Records ->
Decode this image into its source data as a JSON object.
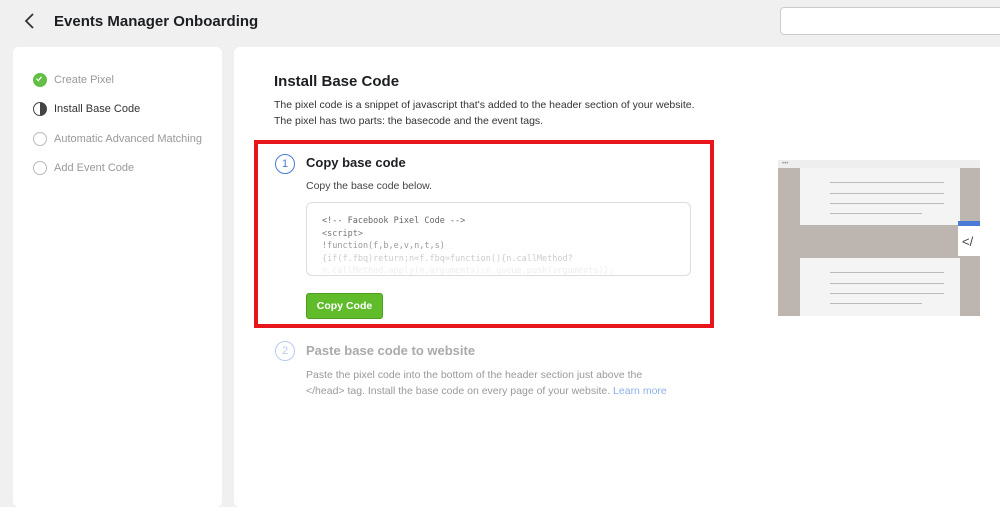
{
  "header": {
    "title": "Events Manager Onboarding",
    "search_placeholder": ""
  },
  "sidebar": {
    "steps": [
      {
        "label": "Create Pixel",
        "state": "done"
      },
      {
        "label": "Install Base Code",
        "state": "active"
      },
      {
        "label": "Automatic Advanced Matching",
        "state": "pending"
      },
      {
        "label": "Add Event Code",
        "state": "pending"
      }
    ]
  },
  "main": {
    "title": "Install Base Code",
    "desc_1": "The pixel code is a snippet of javascript that's added to the header section of your website.",
    "desc_2": "The pixel has two parts: the basecode and the event tags.",
    "step1": {
      "number": "1",
      "title": "Copy base code",
      "subtitle": "Copy the base code below.",
      "code_lines": [
        "<!-- Facebook Pixel Code -->",
        "<script>",
        "!function(f,b,e,v,n,t,s)",
        "{if(f.fbq)return;n=f.fbq=function(){n.callMethod?",
        "n.callMethod.apply(n,arguments):n.queue.push(arguments)};"
      ],
      "button": "Copy Code"
    },
    "step2": {
      "number": "2",
      "title": "Paste base code to website",
      "text_1": "Paste the pixel code into the bottom of the header section just above the",
      "text_2": "</head> tag. Install the base code on every page of your website.",
      "link": "Learn more"
    },
    "illustration_tag": "</"
  },
  "colors": {
    "accent": "#4a7bd6",
    "button": "#61bc2c",
    "highlight": "#e8151c",
    "done": "#63be45"
  }
}
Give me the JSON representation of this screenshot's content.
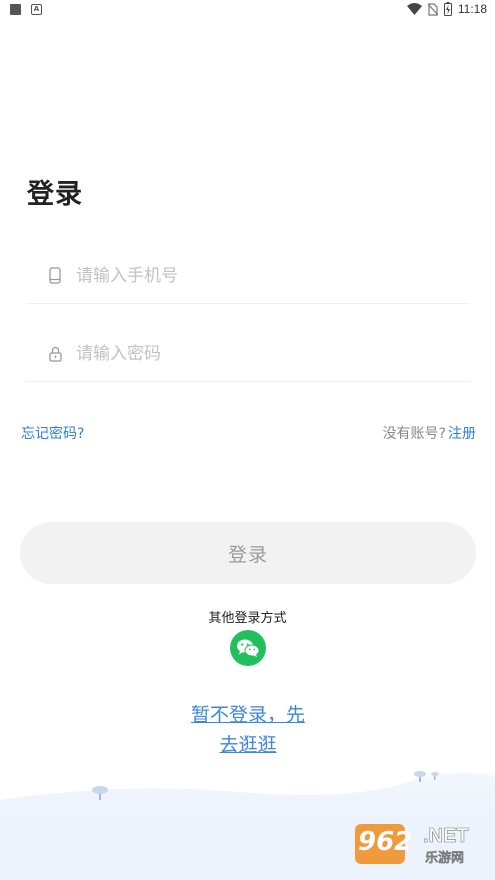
{
  "status_bar": {
    "time": "11:18",
    "icons": [
      "square-notification-icon",
      "a-notification-icon",
      "wifi-icon",
      "no-sim-icon",
      "battery-charging-icon"
    ]
  },
  "login": {
    "title": "登录",
    "phone_placeholder": "请输入手机号",
    "password_placeholder": "请输入密码",
    "forgot_password": "忘记密码?",
    "no_account": "没有账号?",
    "register": "注册",
    "login_button": "登录",
    "other_login": "其他登录方式",
    "skip_line1": "暂不登录，先",
    "skip_line2": "去逛逛"
  },
  "watermark": {
    "number": "962",
    "suffix": ".NET",
    "caption": "乐游网"
  },
  "colors": {
    "link": "#2f7ee0",
    "wechat": "#22bf5e",
    "button_bg": "#f2f2f2",
    "watermark_orange": "#f08a1c"
  }
}
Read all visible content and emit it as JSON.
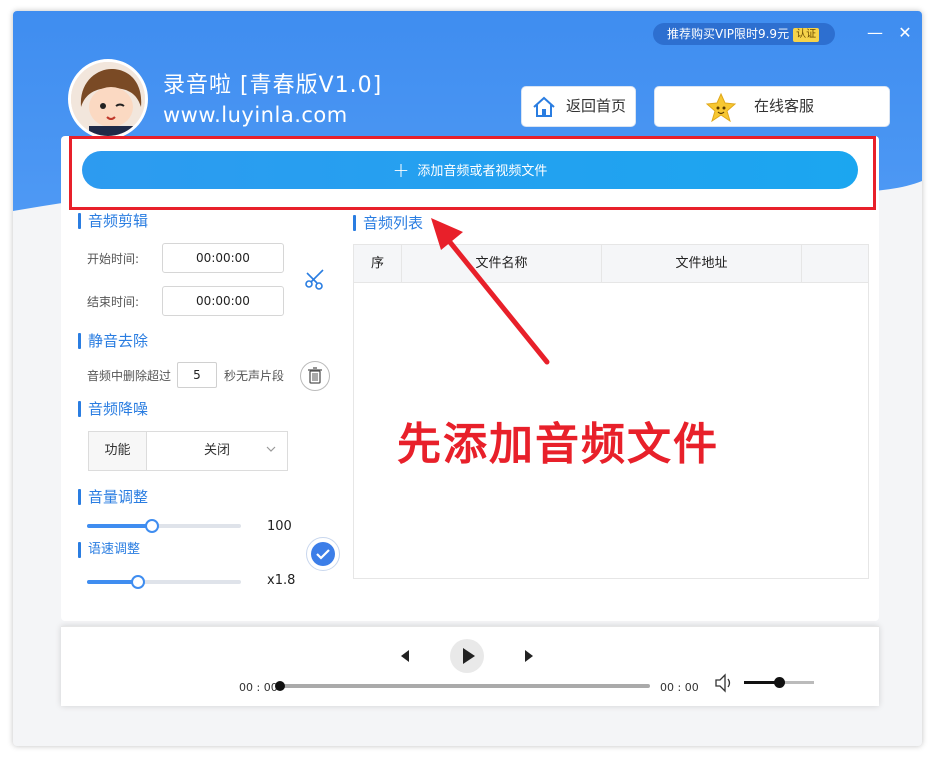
{
  "window": {
    "vip_text": "推荐购买VIP限时9.9元",
    "vip_tag": "认证",
    "minimize": "—",
    "close": "✕"
  },
  "app": {
    "title": "录音啦 [青春版V1.0]",
    "url": "www.luyinla.com"
  },
  "header": {
    "home_label": "返回首页",
    "service_label": "在线客服"
  },
  "toolbar": {
    "add_label": "添加音频或者视频文件"
  },
  "sections": {
    "clip": {
      "title": "音频剪辑",
      "start_label": "开始时间:",
      "start_value": "00:00:00",
      "end_label": "结束时间:",
      "end_value": "00:00:00"
    },
    "silence": {
      "title": "静音去除",
      "prefix": "音频中删除超过",
      "value": "5",
      "suffix": "秒无声片段"
    },
    "denoise": {
      "title": "音频降噪",
      "key": "功能",
      "value": "关闭"
    },
    "volume": {
      "title": "音量调整",
      "value": "100",
      "level": 0.42
    },
    "speed": {
      "title": "语速调整",
      "value": "x1.8",
      "level": 0.33
    }
  },
  "list": {
    "title": "音频列表",
    "columns": [
      "序",
      "文件名称",
      "文件地址"
    ]
  },
  "annotation": {
    "text": "先添加音频文件",
    "color": "#e8202a"
  },
  "player": {
    "current": "00 : 00",
    "total": "00 : 00",
    "progress": 0,
    "volume": 0.5
  },
  "colors": {
    "accent": "#3f8df0",
    "title_blue": "#2a7de1"
  }
}
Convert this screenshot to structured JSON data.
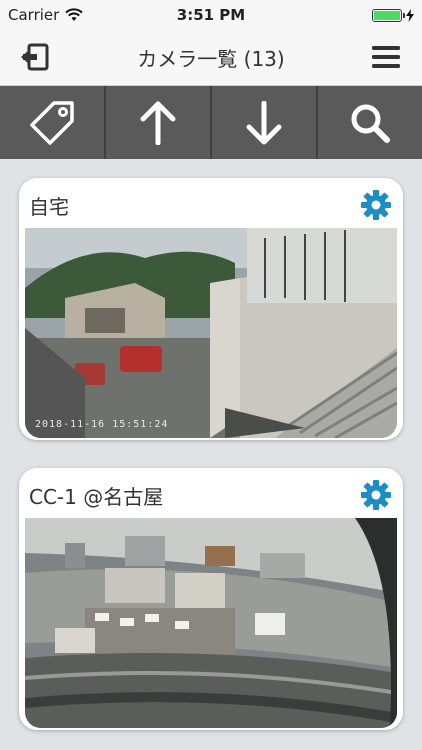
{
  "status": {
    "carrier": "Carrier",
    "time": "3:51 PM"
  },
  "nav": {
    "title": "カメラ一覧 (13)"
  },
  "toolbar": {
    "items": [
      "tag-icon",
      "arrow-up-icon",
      "arrow-down-icon",
      "search-icon"
    ]
  },
  "cameras": [
    {
      "name": "自宅",
      "timestamp": "2018-11-16 15:51:24"
    },
    {
      "name": "CC-1 @名古屋",
      "timestamp": ""
    }
  ],
  "colors": {
    "accent": "#1a8fc4",
    "toolbar": "#5a5a5a",
    "background": "#dfe3e6"
  }
}
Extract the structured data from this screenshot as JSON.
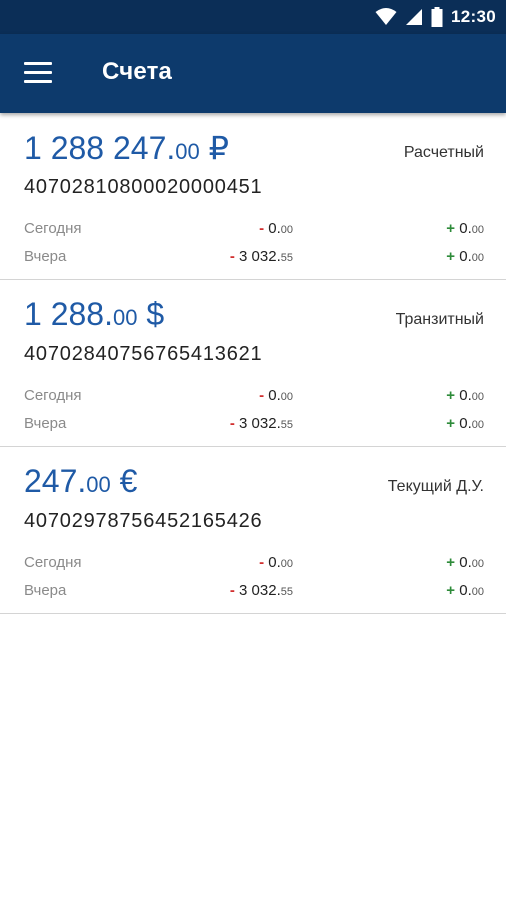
{
  "status_bar": {
    "time": "12:30",
    "icons": [
      "wifi-icon",
      "signal-icon",
      "battery-icon"
    ]
  },
  "app_bar": {
    "title": "Счета",
    "menu_icon": "menu-icon"
  },
  "colors": {
    "status_bar": "#0b2e57",
    "app_bar": "#0d3a6c",
    "balance": "#1f5aa6",
    "negative": "#d12f2f",
    "positive": "#2e8b3a"
  },
  "accounts": [
    {
      "balance_main": "1 288 247.",
      "balance_cents": "00",
      "currency": "₽",
      "type": "Расчетный",
      "number": "40702810800020000451",
      "today": {
        "label": "Сегодня",
        "out_sign": "-",
        "out_main": "0.",
        "out_cents": "00",
        "in_sign": "+",
        "in_main": "0.",
        "in_cents": "00"
      },
      "yesterday": {
        "label": "Вчера",
        "out_sign": "-",
        "out_main": "3 032.",
        "out_cents": "55",
        "in_sign": "+",
        "in_main": "0.",
        "in_cents": "00"
      }
    },
    {
      "balance_main": "1 288.",
      "balance_cents": "00",
      "currency": "$",
      "type": "Транзитный",
      "number": "40702840756765413621",
      "today": {
        "label": "Сегодня",
        "out_sign": "-",
        "out_main": "0.",
        "out_cents": "00",
        "in_sign": "+",
        "in_main": "0.",
        "in_cents": "00"
      },
      "yesterday": {
        "label": "Вчера",
        "out_sign": "-",
        "out_main": "3 032.",
        "out_cents": "55",
        "in_sign": "+",
        "in_main": "0.",
        "in_cents": "00"
      }
    },
    {
      "balance_main": "247.",
      "balance_cents": "00",
      "currency": "€",
      "type": "Текущий Д.У.",
      "number": "40702978756452165426",
      "today": {
        "label": "Сегодня",
        "out_sign": "-",
        "out_main": "0.",
        "out_cents": "00",
        "in_sign": "+",
        "in_main": "0.",
        "in_cents": "00"
      },
      "yesterday": {
        "label": "Вчера",
        "out_sign": "-",
        "out_main": "3 032.",
        "out_cents": "55",
        "in_sign": "+",
        "in_main": "0.",
        "in_cents": "00"
      }
    }
  ]
}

DIRECTIVE -> Any pictures should be dropped; transcribe the rest of the records above exactly.

ANSWER FOR THE TASK ->
Decode this image into its source data as a JSON object.
{
  "header": {
    "title": "Events Manager Onboarding",
    "search_placeholder": ""
  },
  "sidebar": {
    "steps": [
      {
        "label": "Create Pixel",
        "state": "done"
      },
      {
        "label": "Install Base Code",
        "state": "active"
      },
      {
        "label": "Automatic Advanced Matching",
        "state": "pending"
      },
      {
        "label": "Add Event Code",
        "state": "pending"
      }
    ]
  },
  "main": {
    "title": "Install Base Code",
    "desc_1": "The pixel code is a snippet of javascript that's added to the header section of your website.",
    "desc_2": "The pixel has two parts: the basecode and the event tags.",
    "step1": {
      "number": "1",
      "title": "Copy base code",
      "subtitle": "Copy the base code below.",
      "code_lines": [
        "<!-- Facebook Pixel Code -->",
        "<script>",
        "!function(f,b,e,v,n,t,s)",
        "{if(f.fbq)return;n=f.fbq=function(){n.callMethod?",
        "n.callMethod.apply(n,arguments):n.queue.push(arguments)};"
      ],
      "button": "Copy Code"
    },
    "step2": {
      "number": "2",
      "title": "Paste base code to website",
      "text_1": "Paste the pixel code into the bottom of the header section just above the",
      "text_2": "</head> tag. Install the base code on every page of your website.",
      "link": "Learn more"
    },
    "illustration_tag": "</"
  },
  "colors": {
    "accent": "#4a7bd6",
    "button": "#61bc2c",
    "highlight": "#e8151c",
    "done": "#63be45"
  }
}
Give me the JSON representation of this screenshot's content.
{
  "status_bar": {
    "time": "11:18",
    "icons": [
      "square-notification-icon",
      "a-notification-icon",
      "wifi-icon",
      "no-sim-icon",
      "battery-charging-icon"
    ]
  },
  "login": {
    "title": "登录",
    "phone_placeholder": "请输入手机号",
    "password_placeholder": "请输入密码",
    "forgot_password": "忘记密码?",
    "no_account": "没有账号?",
    "register": "注册",
    "login_button": "登录",
    "other_login": "其他登录方式",
    "skip_line1": "暂不登录，先",
    "skip_line2": "去逛逛"
  },
  "watermark": {
    "number": "962",
    "suffix": ".NET",
    "caption": "乐游网"
  },
  "colors": {
    "link": "#2f7ee0",
    "wechat": "#22bf5e",
    "button_bg": "#f2f2f2",
    "watermark_orange": "#f08a1c"
  }
}
Read all visible content and emit it as JSON.
{
  "window": {
    "vip_text": "推荐购买VIP限时9.9元",
    "vip_tag": "认证",
    "minimize": "—",
    "close": "✕"
  },
  "app": {
    "title": "录音啦 [青春版V1.0]",
    "url": "www.luyinla.com"
  },
  "header": {
    "home_label": "返回首页",
    "service_label": "在线客服"
  },
  "toolbar": {
    "add_label": "添加音频或者视频文件"
  },
  "sections": {
    "clip": {
      "title": "音频剪辑",
      "start_label": "开始时间:",
      "start_value": "00:00:00",
      "end_label": "结束时间:",
      "end_value": "00:00:00"
    },
    "silence": {
      "title": "静音去除",
      "prefix": "音频中删除超过",
      "value": "5",
      "suffix": "秒无声片段"
    },
    "denoise": {
      "title": "音频降噪",
      "key": "功能",
      "value": "关闭"
    },
    "volume": {
      "title": "音量调整",
      "value": "100",
      "level": 0.42
    },
    "speed": {
      "title": "语速调整",
      "value": "x1.8",
      "level": 0.33
    }
  },
  "list": {
    "title": "音频列表",
    "columns": [
      "序",
      "文件名称",
      "文件地址"
    ]
  },
  "annotation": {
    "text": "先添加音频文件",
    "color": "#e8202a"
  },
  "player": {
    "current": "00 : 00",
    "total": "00 : 00",
    "progress": 0,
    "volume": 0.5
  },
  "colors": {
    "accent": "#3f8df0",
    "title_blue": "#2a7de1"
  }
}
Convert this screenshot to structured JSON data.
{
  "status": {
    "carrier": "Carrier",
    "time": "3:51 PM"
  },
  "nav": {
    "title": "カメラ一覧 (13)"
  },
  "toolbar": {
    "items": [
      "tag-icon",
      "arrow-up-icon",
      "arrow-down-icon",
      "search-icon"
    ]
  },
  "cameras": [
    {
      "name": "自宅",
      "timestamp": "2018-11-16 15:51:24"
    },
    {
      "name": "CC-1 @名古屋",
      "timestamp": ""
    }
  ],
  "colors": {
    "accent": "#1a8fc4",
    "toolbar": "#5a5a5a",
    "background": "#dfe3e6"
  }
}
Extract the structured data from this screenshot as JSON.
{
  "status_bar": {
    "time": "12:30",
    "icons": [
      "wifi-icon",
      "signal-icon",
      "battery-icon"
    ]
  },
  "app_bar": {
    "title": "Счета",
    "menu_icon": "menu-icon"
  },
  "colors": {
    "status_bar": "#0b2e57",
    "app_bar": "#0d3a6c",
    "balance": "#1f5aa6",
    "negative": "#d12f2f",
    "positive": "#2e8b3a"
  },
  "accounts": [
    {
      "balance_main": "1 288 247.",
      "balance_cents": "00",
      "currency": "₽",
      "type": "Расчетный",
      "number": "40702810800020000451",
      "today": {
        "label": "Сегодня",
        "out_sign": "-",
        "out_main": "0.",
        "out_cents": "00",
        "in_sign": "+",
        "in_main": "0.",
        "in_cents": "00"
      },
      "yesterday": {
        "label": "Вчера",
        "out_sign": "-",
        "out_main": "3 032.",
        "out_cents": "55",
        "in_sign": "+",
        "in_main": "0.",
        "in_cents": "00"
      }
    },
    {
      "balance_main": "1 288.",
      "balance_cents": "00",
      "currency": "$",
      "type": "Транзитный",
      "number": "40702840756765413621",
      "today": {
        "label": "Сегодня",
        "out_sign": "-",
        "out_main": "0.",
        "out_cents": "00",
        "in_sign": "+",
        "in_main": "0.",
        "in_cents": "00"
      },
      "yesterday": {
        "label": "Вчера",
        "out_sign": "-",
        "out_main": "3 032.",
        "out_cents": "55",
        "in_sign": "+",
        "in_main": "0.",
        "in_cents": "00"
      }
    },
    {
      "balance_main": "247.",
      "balance_cents": "00",
      "currency": "€",
      "type": "Текущий Д.У.",
      "number": "40702978756452165426",
      "today": {
        "label": "Сегодня",
        "out_sign": "-",
        "out_main": "0.",
        "out_cents": "00",
        "in_sign": "+",
        "in_main": "0.",
        "in_cents": "00"
      },
      "yesterday": {
        "label": "Вчера",
        "out_sign": "-",
        "out_main": "3 032.",
        "out_cents": "55",
        "in_sign": "+",
        "in_main": "0.",
        "in_cents": "00"
      }
    }
  ]
}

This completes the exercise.